## WHAT THE TASK REQUIRES
Reproduce all of the data exactly.

(Collected data entries)
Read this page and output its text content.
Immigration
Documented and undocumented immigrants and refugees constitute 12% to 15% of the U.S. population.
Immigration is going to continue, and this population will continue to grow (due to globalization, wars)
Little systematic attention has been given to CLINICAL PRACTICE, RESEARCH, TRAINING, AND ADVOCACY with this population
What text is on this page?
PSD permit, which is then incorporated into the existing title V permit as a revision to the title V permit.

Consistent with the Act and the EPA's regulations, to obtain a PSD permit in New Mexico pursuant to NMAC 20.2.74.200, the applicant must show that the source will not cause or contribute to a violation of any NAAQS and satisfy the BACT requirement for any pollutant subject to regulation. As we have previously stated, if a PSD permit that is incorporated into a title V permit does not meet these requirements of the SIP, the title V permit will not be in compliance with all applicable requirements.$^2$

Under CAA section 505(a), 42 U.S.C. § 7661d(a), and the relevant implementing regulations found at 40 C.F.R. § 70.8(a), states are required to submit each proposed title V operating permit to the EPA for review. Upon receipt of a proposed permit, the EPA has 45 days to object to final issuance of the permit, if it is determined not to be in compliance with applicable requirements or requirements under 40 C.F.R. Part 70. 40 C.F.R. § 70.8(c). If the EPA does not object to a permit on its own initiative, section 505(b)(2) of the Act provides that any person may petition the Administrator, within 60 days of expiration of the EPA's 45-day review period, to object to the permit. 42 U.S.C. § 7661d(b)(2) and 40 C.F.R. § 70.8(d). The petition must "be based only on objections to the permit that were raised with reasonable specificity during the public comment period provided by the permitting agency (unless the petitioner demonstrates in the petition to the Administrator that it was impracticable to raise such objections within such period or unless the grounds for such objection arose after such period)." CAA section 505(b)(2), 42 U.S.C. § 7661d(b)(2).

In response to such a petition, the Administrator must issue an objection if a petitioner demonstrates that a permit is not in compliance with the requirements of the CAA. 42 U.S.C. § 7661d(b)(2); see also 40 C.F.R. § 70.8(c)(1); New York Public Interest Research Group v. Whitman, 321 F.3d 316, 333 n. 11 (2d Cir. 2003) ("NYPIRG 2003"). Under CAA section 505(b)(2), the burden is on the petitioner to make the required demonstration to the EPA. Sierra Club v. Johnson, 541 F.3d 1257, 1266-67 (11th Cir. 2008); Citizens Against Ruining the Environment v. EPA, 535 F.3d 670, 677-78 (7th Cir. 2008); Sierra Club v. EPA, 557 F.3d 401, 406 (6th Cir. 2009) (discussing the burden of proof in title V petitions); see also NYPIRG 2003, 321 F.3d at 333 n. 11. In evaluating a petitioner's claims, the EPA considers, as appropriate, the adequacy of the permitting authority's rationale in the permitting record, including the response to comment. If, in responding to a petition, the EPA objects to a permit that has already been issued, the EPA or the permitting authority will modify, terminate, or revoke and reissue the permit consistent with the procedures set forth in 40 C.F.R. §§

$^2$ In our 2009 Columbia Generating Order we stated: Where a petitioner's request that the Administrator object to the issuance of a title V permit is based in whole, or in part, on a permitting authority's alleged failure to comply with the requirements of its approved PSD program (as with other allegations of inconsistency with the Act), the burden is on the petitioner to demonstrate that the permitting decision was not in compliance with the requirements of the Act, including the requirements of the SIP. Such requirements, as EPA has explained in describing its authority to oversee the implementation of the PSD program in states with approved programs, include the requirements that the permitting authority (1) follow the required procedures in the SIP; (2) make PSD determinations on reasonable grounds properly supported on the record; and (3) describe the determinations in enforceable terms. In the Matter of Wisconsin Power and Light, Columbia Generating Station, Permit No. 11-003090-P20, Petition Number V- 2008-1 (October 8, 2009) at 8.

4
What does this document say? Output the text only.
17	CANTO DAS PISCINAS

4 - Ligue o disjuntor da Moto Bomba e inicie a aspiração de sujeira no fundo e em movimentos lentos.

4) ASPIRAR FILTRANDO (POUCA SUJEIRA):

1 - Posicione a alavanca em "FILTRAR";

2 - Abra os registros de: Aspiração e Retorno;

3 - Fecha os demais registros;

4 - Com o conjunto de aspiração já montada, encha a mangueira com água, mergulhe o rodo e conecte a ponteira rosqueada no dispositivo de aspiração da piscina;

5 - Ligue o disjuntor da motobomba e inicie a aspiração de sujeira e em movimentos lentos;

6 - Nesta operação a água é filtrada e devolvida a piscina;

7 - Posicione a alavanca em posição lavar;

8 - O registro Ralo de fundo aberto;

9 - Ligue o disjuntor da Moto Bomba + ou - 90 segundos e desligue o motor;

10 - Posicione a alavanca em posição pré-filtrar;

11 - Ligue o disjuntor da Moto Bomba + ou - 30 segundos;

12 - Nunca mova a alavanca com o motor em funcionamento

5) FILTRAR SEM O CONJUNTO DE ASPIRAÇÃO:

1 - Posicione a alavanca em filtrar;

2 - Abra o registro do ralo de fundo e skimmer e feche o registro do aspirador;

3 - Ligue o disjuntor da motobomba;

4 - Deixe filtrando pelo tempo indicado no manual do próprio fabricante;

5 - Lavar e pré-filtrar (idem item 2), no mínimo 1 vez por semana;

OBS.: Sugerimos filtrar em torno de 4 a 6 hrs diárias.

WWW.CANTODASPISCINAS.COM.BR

## COMPLETE RESPONSE
Read this page and output its text content.
Immigration
Documented and undocumented immigrants and refugees constitute 12% to 15% of the U.S. population.
Immigration is going to continue, and this population will continue to grow (due to globalization, wars)
Little systematic attention has been given to CLINICAL PRACTICE, RESEARCH, TRAINING, AND ADVOCACY with this population
What text is on this page?
PSD permit, which is then incorporated into the existing title V permit as a revision to the title V permit.

Consistent with the Act and the EPA's regulations, to obtain a PSD permit in New Mexico pursuant to NMAC 20.2.74.200, the applicant must show that the source will not cause or contribute to a violation of any NAAQS and satisfy the BACT requirement for any pollutant subject to regulation. As we have previously stated, if a PSD permit that is incorporated into a title V permit does not meet these requirements of the SIP, the title V permit will not be in compliance with all applicable requirements.$^2$

Under CAA section 505(a), 42 U.S.C. § 7661d(a), and the relevant implementing regulations found at 40 C.F.R. § 70.8(a), states are required to submit each proposed title V operating permit to the EPA for review. Upon receipt of a proposed permit, the EPA has 45 days to object to final issuance of the permit, if it is determined not to be in compliance with applicable requirements or requirements under 40 C.F.R. Part 70. 40 C.F.R. § 70.8(c). If the EPA does not object to a permit on its own initiative, section 505(b)(2) of the Act provides that any person may petition the Administrator, within 60 days of expiration of the EPA's 45-day review period, to object to the permit. 42 U.S.C. § 7661d(b)(2) and 40 C.F.R. § 70.8(d). The petition must "be based only on objections to the permit that were raised with reasonable specificity during the public comment period provided by the permitting agency (unless the petitioner demonstrates in the petition to the Administrator that it was impracticable to raise such objections within such period or unless the grounds for such objection arose after such period)." CAA section 505(b)(2), 42 U.S.C. § 7661d(b)(2).

In response to such a petition, the Administrator must issue an objection if a petitioner demonstrates that a permit is not in compliance with the requirements of the CAA. 42 U.S.C. § 7661d(b)(2); see also 40 C.F.R. § 70.8(c)(1); New York Public Interest Research Group v. Whitman, 321 F.3d 316, 333 n. 11 (2d Cir. 2003) ("NYPIRG 2003"). Under CAA section 505(b)(2), the burden is on the petitioner to make the required demonstration to the EPA. Sierra Club v. Johnson, 541 F.3d 1257, 1266-67 (11th Cir. 2008); Citizens Against Ruining the Environment v. EPA, 535 F.3d 670, 677-78 (7th Cir. 2008); Sierra Club v. EPA, 557 F.3d 401, 406 (6th Cir. 2009) (discussing the burden of proof in title V petitions); see also NYPIRG 2003, 321 F.3d at 333 n. 11. In evaluating a petitioner's claims, the EPA considers, as appropriate, the adequacy of the permitting authority's rationale in the permitting record, including the response to comment. If, in responding to a petition, the EPA objects to a permit that has already been issued, the EPA or the permitting authority will modify, terminate, or revoke and reissue the permit consistent with the procedures set forth in 40 C.F.R. §§

$^2$ In our 2009 Columbia Generating Order we stated: Where a petitioner's request that the Administrator object to the issuance of a title V permit is based in whole, or in part, on a permitting authority's alleged failure to comply with the requirements of its approved PSD program (as with other allegations of inconsistency with the Act), the burden is on the petitioner to demonstrate that the permitting decision was not in compliance with the requirements of the Act, including the requirements of the SIP. Such requirements, as EPA has explained in describing its authority to oversee the implementation of the PSD program in states with approved programs, include the requirements that the permitting authority (1) follow the required procedures in the SIP; (2) make PSD determinations on reasonable grounds properly supported on the record; and (3) describe the determinations in enforceable terms. In the Matter of Wisconsin Power and Light, Columbia Generating Station, Permit No. 11-003090-P20, Petition Number V- 2008-1 (October 8, 2009) at 8.

4
What does this document say? Output the text only.
17	CANTO DAS PISCINAS

4 - Ligue o disjuntor da Moto Bomba e inicie a aspiração de sujeira no fundo e em movimentos lentos.

4) ASPIRAR FILTRANDO (POUCA SUJEIRA):

1 - Posicione a alavanca em "FILTRAR";

2 - Abra os registros de: Aspiração e Retorno;

3 - Fecha os demais registros;

4 - Com o conjunto de aspiração já montada, encha a mangueira com água, mergulhe o rodo e conecte a ponteira rosqueada no dispositivo de aspiração da piscina;

5 - Ligue o disjuntor da motobomba e inicie a aspiração de sujeira e em movimentos lentos;

6 - Nesta operação a água é filtrada e devolvida a piscina;

7 - Posicione a alavanca em posição lavar;

8 - O registro Ralo de fundo aberto;

9 - Ligue o disjuntor da Moto Bomba + ou - 90 segundos e desligue o motor;

10 - Posicione a alavanca em posição pré-filtrar;

11 - Ligue o disjuntor da Moto Bomba + ou - 30 segundos;

12 - Nunca mova a alavanca com o motor em funcionamento

5) FILTRAR SEM O CONJUNTO DE ASPIRAÇÃO:

1 - Posicione a alavanca em filtrar;

2 - Abra o registro do ralo de fundo e skimmer e feche o registro do aspirador;

3 - Ligue o disjuntor da motobomba;

4 - Deixe filtrando pelo tempo indicado no manual do próprio fabricante;

5 - Lavar e pré-filtrar (idem item 2), no mínimo 1 vez por semana;

OBS.: Sugerimos filtrar em torno de 4 a 6 hrs diárias.

WWW.CANTODASPISCINAS.COM.BR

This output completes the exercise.